(begin)

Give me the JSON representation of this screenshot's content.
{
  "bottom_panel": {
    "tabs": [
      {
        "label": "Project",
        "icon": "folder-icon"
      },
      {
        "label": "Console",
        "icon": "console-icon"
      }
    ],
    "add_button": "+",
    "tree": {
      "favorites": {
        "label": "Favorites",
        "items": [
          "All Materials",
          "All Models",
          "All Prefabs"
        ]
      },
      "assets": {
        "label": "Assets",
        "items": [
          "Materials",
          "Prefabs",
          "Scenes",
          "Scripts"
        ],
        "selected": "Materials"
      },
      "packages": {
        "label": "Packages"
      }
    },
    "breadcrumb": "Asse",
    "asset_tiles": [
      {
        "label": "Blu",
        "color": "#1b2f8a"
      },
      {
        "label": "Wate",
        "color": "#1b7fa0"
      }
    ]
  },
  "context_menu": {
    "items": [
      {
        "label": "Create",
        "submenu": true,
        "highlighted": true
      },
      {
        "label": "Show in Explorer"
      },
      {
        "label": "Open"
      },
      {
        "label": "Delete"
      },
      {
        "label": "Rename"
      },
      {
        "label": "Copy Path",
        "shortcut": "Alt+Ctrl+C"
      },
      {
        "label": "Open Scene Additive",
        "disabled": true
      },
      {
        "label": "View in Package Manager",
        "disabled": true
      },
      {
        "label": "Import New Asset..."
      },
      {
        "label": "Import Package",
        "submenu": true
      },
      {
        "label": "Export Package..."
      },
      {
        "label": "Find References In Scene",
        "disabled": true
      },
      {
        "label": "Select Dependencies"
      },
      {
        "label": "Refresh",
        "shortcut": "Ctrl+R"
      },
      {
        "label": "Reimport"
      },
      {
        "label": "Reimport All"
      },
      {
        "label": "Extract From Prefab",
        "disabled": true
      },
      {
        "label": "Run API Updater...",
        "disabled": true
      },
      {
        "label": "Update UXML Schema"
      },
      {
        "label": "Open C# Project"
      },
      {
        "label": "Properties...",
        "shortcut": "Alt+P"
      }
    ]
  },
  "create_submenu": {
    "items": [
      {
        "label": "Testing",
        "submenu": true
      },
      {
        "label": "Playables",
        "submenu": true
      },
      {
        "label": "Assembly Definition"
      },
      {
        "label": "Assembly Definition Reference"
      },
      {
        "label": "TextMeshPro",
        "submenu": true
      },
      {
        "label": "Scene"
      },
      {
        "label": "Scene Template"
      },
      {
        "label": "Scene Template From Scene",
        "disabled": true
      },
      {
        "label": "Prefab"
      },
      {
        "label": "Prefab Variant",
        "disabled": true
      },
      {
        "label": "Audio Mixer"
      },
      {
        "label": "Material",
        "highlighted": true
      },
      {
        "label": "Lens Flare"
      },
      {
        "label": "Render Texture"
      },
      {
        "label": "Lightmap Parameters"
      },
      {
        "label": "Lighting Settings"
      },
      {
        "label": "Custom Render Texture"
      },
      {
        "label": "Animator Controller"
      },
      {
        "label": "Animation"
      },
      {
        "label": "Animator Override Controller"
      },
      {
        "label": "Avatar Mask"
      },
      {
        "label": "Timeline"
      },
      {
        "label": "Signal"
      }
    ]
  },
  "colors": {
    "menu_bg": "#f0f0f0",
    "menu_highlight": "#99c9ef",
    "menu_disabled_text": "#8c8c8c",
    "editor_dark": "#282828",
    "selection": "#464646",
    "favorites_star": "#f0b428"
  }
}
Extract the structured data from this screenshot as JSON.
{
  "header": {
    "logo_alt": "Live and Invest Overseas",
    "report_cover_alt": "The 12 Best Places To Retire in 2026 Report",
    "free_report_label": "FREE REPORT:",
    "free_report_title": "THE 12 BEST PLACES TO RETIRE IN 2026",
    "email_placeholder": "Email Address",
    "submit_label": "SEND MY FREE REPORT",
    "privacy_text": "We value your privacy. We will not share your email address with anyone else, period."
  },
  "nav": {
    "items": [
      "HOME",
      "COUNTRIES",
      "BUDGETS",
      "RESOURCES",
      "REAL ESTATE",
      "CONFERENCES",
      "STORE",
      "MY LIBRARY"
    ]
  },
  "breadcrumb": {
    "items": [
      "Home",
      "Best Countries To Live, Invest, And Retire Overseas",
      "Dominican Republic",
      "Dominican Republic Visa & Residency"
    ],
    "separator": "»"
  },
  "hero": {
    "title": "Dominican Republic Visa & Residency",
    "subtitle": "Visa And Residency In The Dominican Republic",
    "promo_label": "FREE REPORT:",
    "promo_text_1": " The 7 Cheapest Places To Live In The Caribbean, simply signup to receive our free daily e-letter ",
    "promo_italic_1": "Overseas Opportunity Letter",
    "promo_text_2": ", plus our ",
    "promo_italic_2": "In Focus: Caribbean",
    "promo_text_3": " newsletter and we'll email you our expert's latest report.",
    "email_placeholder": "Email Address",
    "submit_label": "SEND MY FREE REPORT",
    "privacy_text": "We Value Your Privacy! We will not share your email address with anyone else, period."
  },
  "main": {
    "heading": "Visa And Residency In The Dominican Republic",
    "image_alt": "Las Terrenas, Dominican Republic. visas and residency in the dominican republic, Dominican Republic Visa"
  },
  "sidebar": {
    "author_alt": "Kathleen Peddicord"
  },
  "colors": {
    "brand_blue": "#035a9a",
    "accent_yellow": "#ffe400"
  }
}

(end)

[Directive]: Find all lines where the word "will" appears. Copy them.

[Answer for the task]:
    "privacy_text": "We value your privacy. We will not share your email address with anyone else, period."
    "privacy_text": "We Value Your Privacy! We will not share your email address with anyone else, period."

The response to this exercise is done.